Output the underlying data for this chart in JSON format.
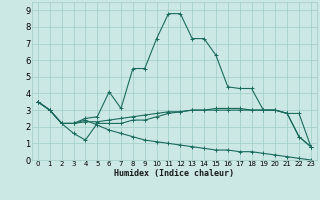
{
  "xlabel": "Humidex (Indice chaleur)",
  "xlim": [
    -0.5,
    23.5
  ],
  "ylim": [
    0,
    9.5
  ],
  "xticks": [
    0,
    1,
    2,
    3,
    4,
    5,
    6,
    7,
    8,
    9,
    10,
    11,
    12,
    13,
    14,
    15,
    16,
    17,
    18,
    19,
    20,
    21,
    22,
    23
  ],
  "yticks": [
    0,
    1,
    2,
    3,
    4,
    5,
    6,
    7,
    8,
    9
  ],
  "bg_color": "#cce8e4",
  "grid_color": "#9fcec8",
  "line_color": "#1a6b5e",
  "series1_x": [
    0,
    1,
    2,
    3,
    4,
    5,
    6,
    7,
    8,
    9,
    10,
    11,
    12,
    13,
    14,
    15,
    16,
    17,
    18,
    19,
    20,
    21,
    22,
    23
  ],
  "series1_y": [
    3.5,
    3.0,
    2.2,
    2.2,
    2.5,
    2.6,
    4.1,
    3.1,
    5.5,
    5.5,
    7.3,
    8.8,
    8.8,
    7.3,
    7.3,
    6.3,
    4.4,
    4.3,
    4.3,
    3.0,
    3.0,
    2.8,
    1.4,
    0.8
  ],
  "series2_x": [
    0,
    1,
    2,
    3,
    4,
    5,
    6,
    7,
    8,
    9,
    10,
    11,
    12,
    13,
    14,
    15,
    16,
    17,
    18,
    19,
    20,
    21,
    22,
    23
  ],
  "series2_y": [
    3.5,
    3.0,
    2.2,
    2.2,
    2.3,
    2.3,
    2.4,
    2.5,
    2.6,
    2.7,
    2.8,
    2.9,
    2.9,
    3.0,
    3.0,
    3.0,
    3.0,
    3.0,
    3.0,
    3.0,
    3.0,
    2.8,
    2.8,
    0.8
  ],
  "series3_x": [
    0,
    1,
    2,
    3,
    4,
    5,
    6,
    7,
    8,
    9,
    10,
    11,
    12,
    13,
    14,
    15,
    16,
    17,
    18,
    19,
    20,
    21,
    22,
    23
  ],
  "series3_y": [
    3.5,
    3.0,
    2.2,
    1.6,
    1.2,
    2.2,
    2.2,
    2.2,
    2.4,
    2.4,
    2.6,
    2.8,
    2.9,
    3.0,
    3.0,
    3.1,
    3.1,
    3.1,
    3.0,
    3.0,
    3.0,
    2.8,
    1.4,
    0.8
  ],
  "series4_x": [
    0,
    1,
    2,
    3,
    4,
    5,
    6,
    7,
    8,
    9,
    10,
    11,
    12,
    13,
    14,
    15,
    16,
    17,
    18,
    19,
    20,
    21,
    22,
    23
  ],
  "series4_y": [
    3.5,
    3.0,
    2.2,
    2.2,
    2.4,
    2.1,
    1.8,
    1.6,
    1.4,
    1.2,
    1.1,
    1.0,
    0.9,
    0.8,
    0.7,
    0.6,
    0.6,
    0.5,
    0.5,
    0.4,
    0.3,
    0.2,
    0.1,
    0.0
  ]
}
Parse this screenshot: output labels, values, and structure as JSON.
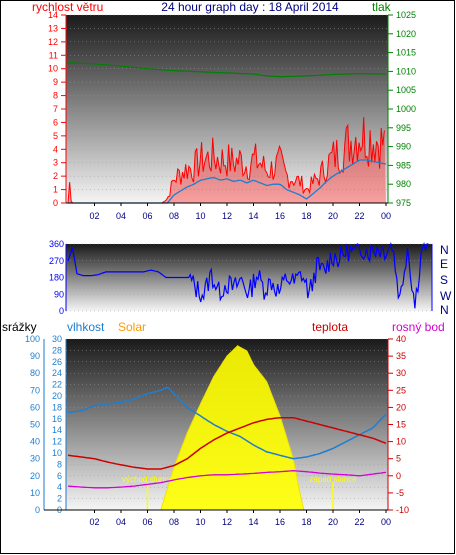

__________________________________________________

**Task prompt**
All of the data above should be quoted exactly, except for the pictures.

**Complete output**
Output the underlying data for this chart in JSON format.
{
  "xlabel": "Humidex (Indice chaleur)",
  "xlim": [
    -0.5,
    23.5
  ],
  "ylim": [
    0,
    9.5
  ],
  "xticks": [
    0,
    1,
    2,
    3,
    4,
    5,
    6,
    7,
    8,
    9,
    10,
    11,
    12,
    13,
    14,
    15,
    16,
    17,
    18,
    19,
    20,
    21,
    22,
    23
  ],
  "yticks": [
    0,
    1,
    2,
    3,
    4,
    5,
    6,
    7,
    8,
    9
  ],
  "bg_color": "#cce8e4",
  "grid_color": "#9fcec8",
  "line_color": "#1a6b5e",
  "series1_x": [
    0,
    1,
    2,
    3,
    4,
    5,
    6,
    7,
    8,
    9,
    10,
    11,
    12,
    13,
    14,
    15,
    16,
    17,
    18,
    19,
    20,
    21,
    22,
    23
  ],
  "series1_y": [
    3.5,
    3.0,
    2.2,
    2.2,
    2.5,
    2.6,
    4.1,
    3.1,
    5.5,
    5.5,
    7.3,
    8.8,
    8.8,
    7.3,
    7.3,
    6.3,
    4.4,
    4.3,
    4.3,
    3.0,
    3.0,
    2.8,
    1.4,
    0.8
  ],
  "series2_x": [
    0,
    1,
    2,
    3,
    4,
    5,
    6,
    7,
    8,
    9,
    10,
    11,
    12,
    13,
    14,
    15,
    16,
    17,
    18,
    19,
    20,
    21,
    22,
    23
  ],
  "series2_y": [
    3.5,
    3.0,
    2.2,
    2.2,
    2.3,
    2.3,
    2.4,
    2.5,
    2.6,
    2.7,
    2.8,
    2.9,
    2.9,
    3.0,
    3.0,
    3.0,
    3.0,
    3.0,
    3.0,
    3.0,
    3.0,
    2.8,
    2.8,
    0.8
  ],
  "series3_x": [
    0,
    1,
    2,
    3,
    4,
    5,
    6,
    7,
    8,
    9,
    10,
    11,
    12,
    13,
    14,
    15,
    16,
    17,
    18,
    19,
    20,
    21,
    22,
    23
  ],
  "series3_y": [
    3.5,
    3.0,
    2.2,
    1.6,
    1.2,
    2.2,
    2.2,
    2.2,
    2.4,
    2.4,
    2.6,
    2.8,
    2.9,
    3.0,
    3.0,
    3.1,
    3.1,
    3.1,
    3.0,
    3.0,
    3.0,
    2.8,
    1.4,
    0.8
  ],
  "series4_x": [
    0,
    1,
    2,
    3,
    4,
    5,
    6,
    7,
    8,
    9,
    10,
    11,
    12,
    13,
    14,
    15,
    16,
    17,
    18,
    19,
    20,
    21,
    22,
    23
  ],
  "series4_y": [
    3.5,
    3.0,
    2.2,
    2.2,
    2.4,
    2.1,
    1.8,
    1.6,
    1.4,
    1.2,
    1.1,
    1.0,
    0.9,
    0.8,
    0.7,
    0.6,
    0.6,
    0.5,
    0.5,
    0.4,
    0.3,
    0.2,
    0.1,
    0.0
  ]
}
Parse this screenshot: output labels, values, and structure as JSON.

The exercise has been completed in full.